-- START Materials provided --

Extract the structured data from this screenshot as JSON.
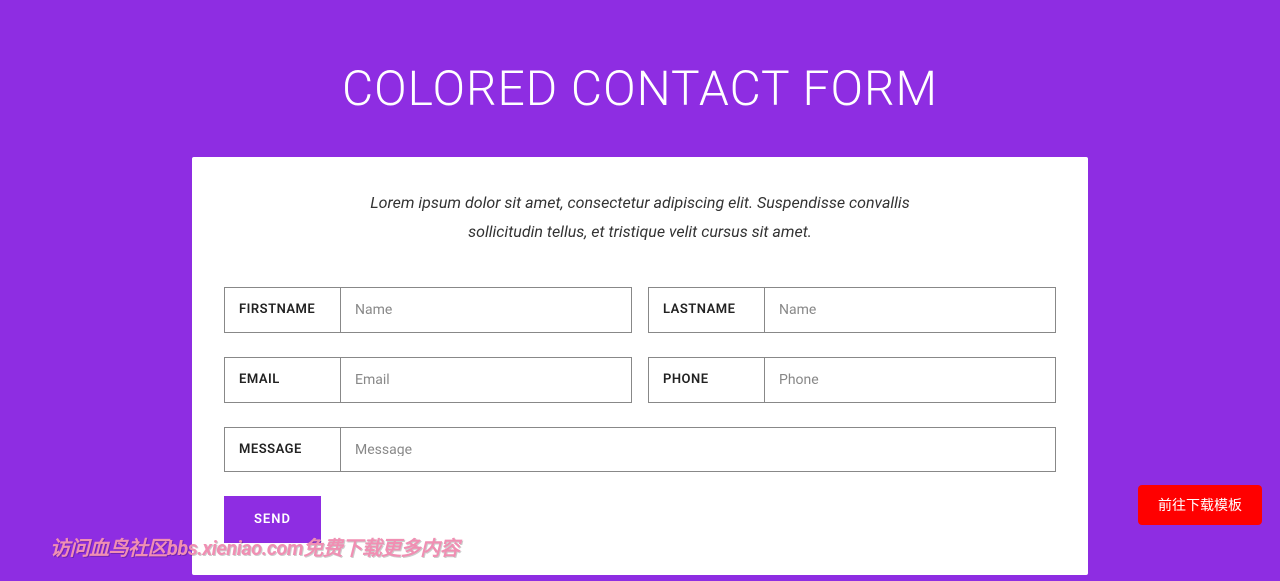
{
  "header": {
    "title": "COLORED CONTACT FORM"
  },
  "card": {
    "intro": "Lorem ipsum dolor sit amet, consectetur adipiscing elit. Suspendisse convallis sollicitudin tellus, et tristique velit cursus sit amet."
  },
  "form": {
    "firstname": {
      "label": "FIRSTNAME",
      "placeholder": "Name",
      "value": ""
    },
    "lastname": {
      "label": "LASTNAME",
      "placeholder": "Name",
      "value": ""
    },
    "email": {
      "label": "EMAIL",
      "placeholder": "Email",
      "value": ""
    },
    "phone": {
      "label": "PHONE",
      "placeholder": "Phone",
      "value": ""
    },
    "message": {
      "label": "MESSAGE",
      "placeholder": "Message",
      "value": ""
    },
    "send_label": "SEND"
  },
  "floating": {
    "download_label": "前往下载模板"
  },
  "watermark": {
    "text": "访问血鸟社区bbs.xieniao.com免费下载更多内容"
  }
}
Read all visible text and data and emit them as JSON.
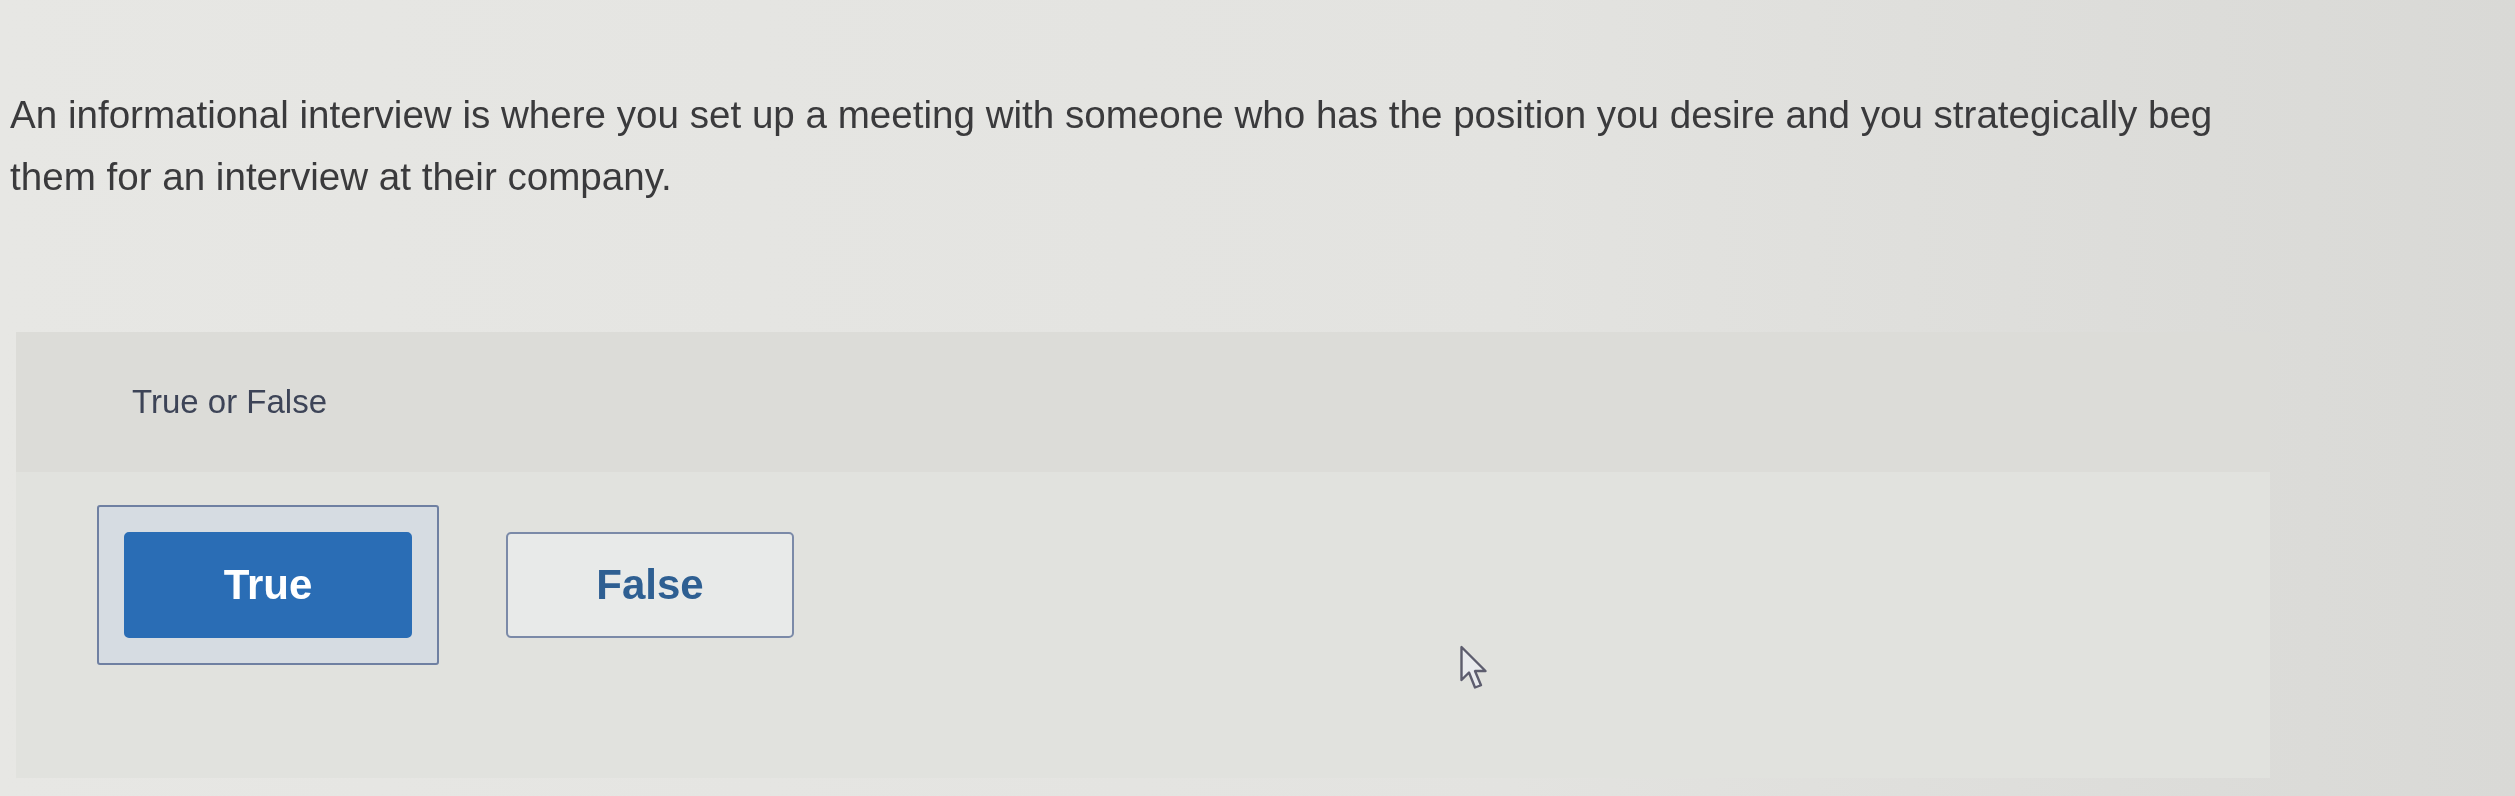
{
  "question": {
    "text": "An informational interview is where you set up a meeting with someone who has the position you desire and you strategically beg them for an interview at their company."
  },
  "answer_panel": {
    "title": "True or False",
    "options": [
      {
        "label": "True",
        "selected": true
      },
      {
        "label": "False",
        "selected": false
      }
    ]
  }
}
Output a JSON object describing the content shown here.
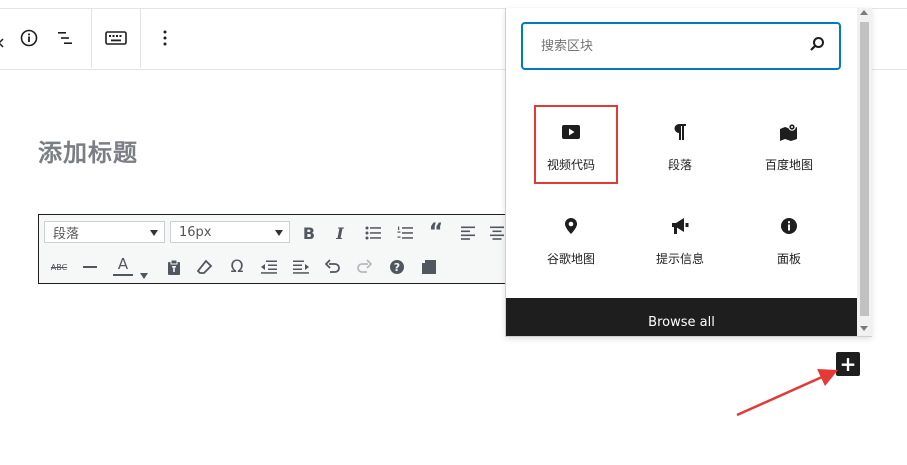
{
  "editor": {
    "title_placeholder": "添加标题"
  },
  "top_toolbar": {
    "icons": [
      "info-icon",
      "list-view-icon",
      "keyboard-icon",
      "more-options-icon"
    ]
  },
  "classic_toolbar": {
    "format_select": "段落",
    "font_size_select": "16px",
    "strikethrough_label": "ABC",
    "text_color_label": "A",
    "special_char_label": "Ω",
    "help_label": "?"
  },
  "inserter": {
    "search_placeholder": "搜索区块",
    "blocks": [
      {
        "label": "视频代码",
        "icon": "video-play-icon"
      },
      {
        "label": "段落",
        "icon": "paragraph-icon"
      },
      {
        "label": "百度地图",
        "icon": "map-icon"
      },
      {
        "label": "谷歌地图",
        "icon": "location-pin-icon"
      },
      {
        "label": "提示信息",
        "icon": "megaphone-icon"
      },
      {
        "label": "面板",
        "icon": "info-circle-icon"
      }
    ],
    "browse_all": "Browse all"
  },
  "add_block_label": "+",
  "colors": {
    "accent": "#007cba",
    "highlight": "#e53935",
    "dark": "#1e1e1e"
  }
}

-- END Materials provided --

Your task is to list each line of the records with the word "JSON".

Response to the exercise:
Extract the structured data from this screenshot as JSON.
Read all visible text and data and emit them as JSON.
Output a JSON object describing the content shown here.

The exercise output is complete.